= WRITTEN PROBLEM =
Output all the entries word for word. Omit the pictures.

[Stored records]
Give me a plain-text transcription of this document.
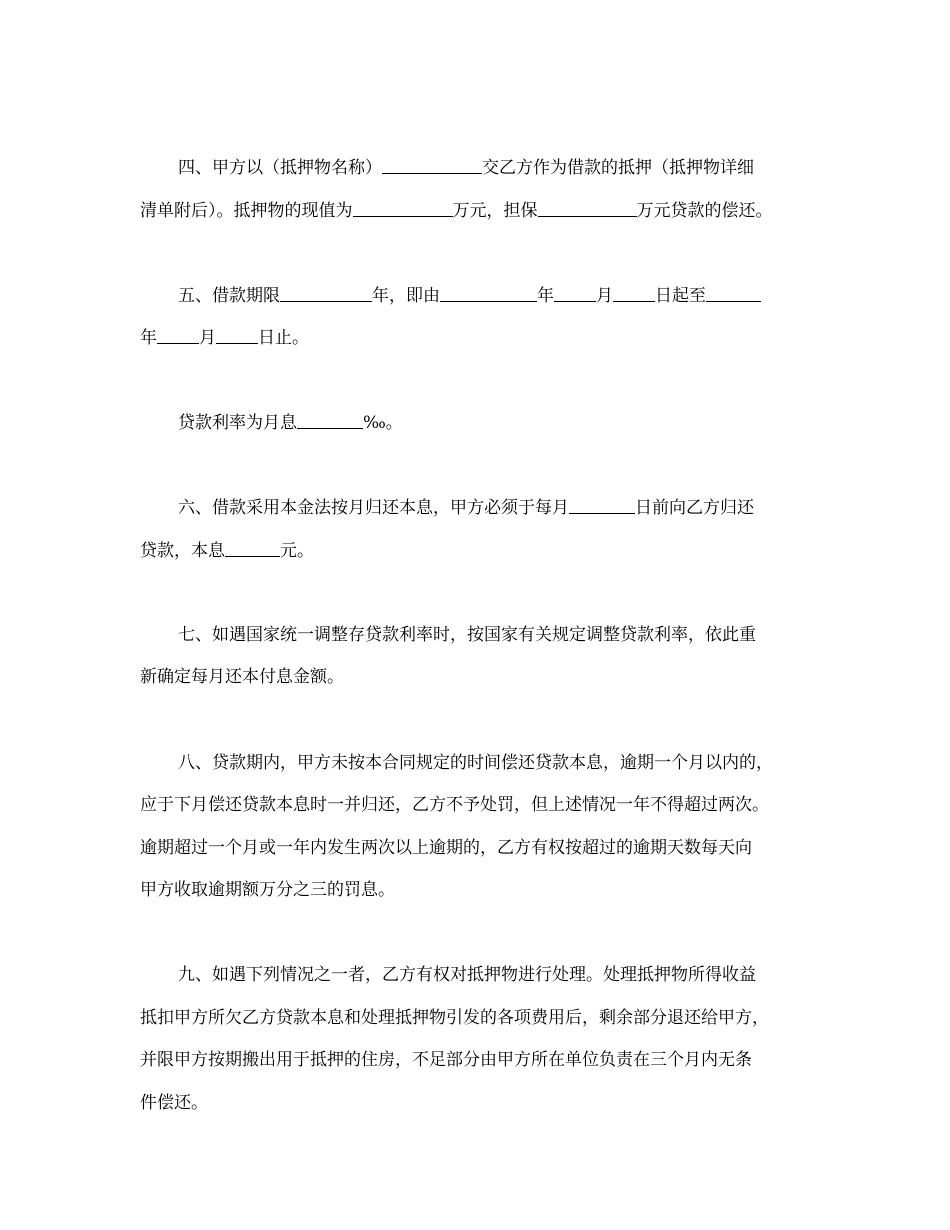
四、甲方以（抵押物名称）	交乙方作为借款的抵押（抵押物详细
清单附后）。抵押物的现值为	万元，担保	万元贷款的偿还。
五、借款期限	年，即由	年 月 日起至
年 月 日止。
贷款利率为月息	‰。
六、借款采用本金法按月归还本息，甲方必须于每月	日前向乙方归还
贷款，本息	元。
七、如遇国家统一调整存贷款利率时，按国家有关规定调整贷款利率，依此重
新确定每月还本付息金额。
八、贷款期内，甲方未按本合同规定的时间偿还贷款本息，逾期一个月以内的，
应于下月偿还贷款本息时一并归还，乙方不予处罚，但上述情况一年不得超过两次。
逾期超过一个月或一年内发生两次以上逾期的，乙方有权按超过的逾期天数每天向
甲方收取逾期额万分之三的罚息。
九、如遇下列情况之一者，乙方有权对抵押物进行处理。处理抵押物所得收益
抵扣甲方所欠乙方贷款本息和处理抵押物引发的各项费用后，剩余部分退还给甲方，
并限甲方按期搬出用于抵押的住房，不足部分由甲方所在单位负责在三个月内无条
件偿还。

= TASK RESULT =
Give me a plain-text transcription of this document.
四、甲方以（抵押物名称）	交乙方作为借款的抵押（抵押物详细
清单附后）。抵押物的现值为	万元，担保	万元贷款的偿还。
五、借款期限	年，即由	年 月 日起至
年 月 日止。
贷款利率为月息	‰。
六、借款采用本金法按月归还本息，甲方必须于每月	日前向乙方归还
贷款，本息	元。
七、如遇国家统一调整存贷款利率时，按国家有关规定调整贷款利率，依此重
新确定每月还本付息金额。
八、贷款期内，甲方未按本合同规定的时间偿还贷款本息，逾期一个月以内的，
应于下月偿还贷款本息时一并归还，乙方不予处罚，但上述情况一年不得超过两次。
逾期超过一个月或一年内发生两次以上逾期的，乙方有权按超过的逾期天数每天向
甲方收取逾期额万分之三的罚息。
九、如遇下列情况之一者，乙方有权对抵押物进行处理。处理抵押物所得收益
抵扣甲方所欠乙方贷款本息和处理抵押物引发的各项费用后，剩余部分退还给甲方，
并限甲方按期搬出用于抵押的住房，不足部分由甲方所在单位负责在三个月内无条
件偿还。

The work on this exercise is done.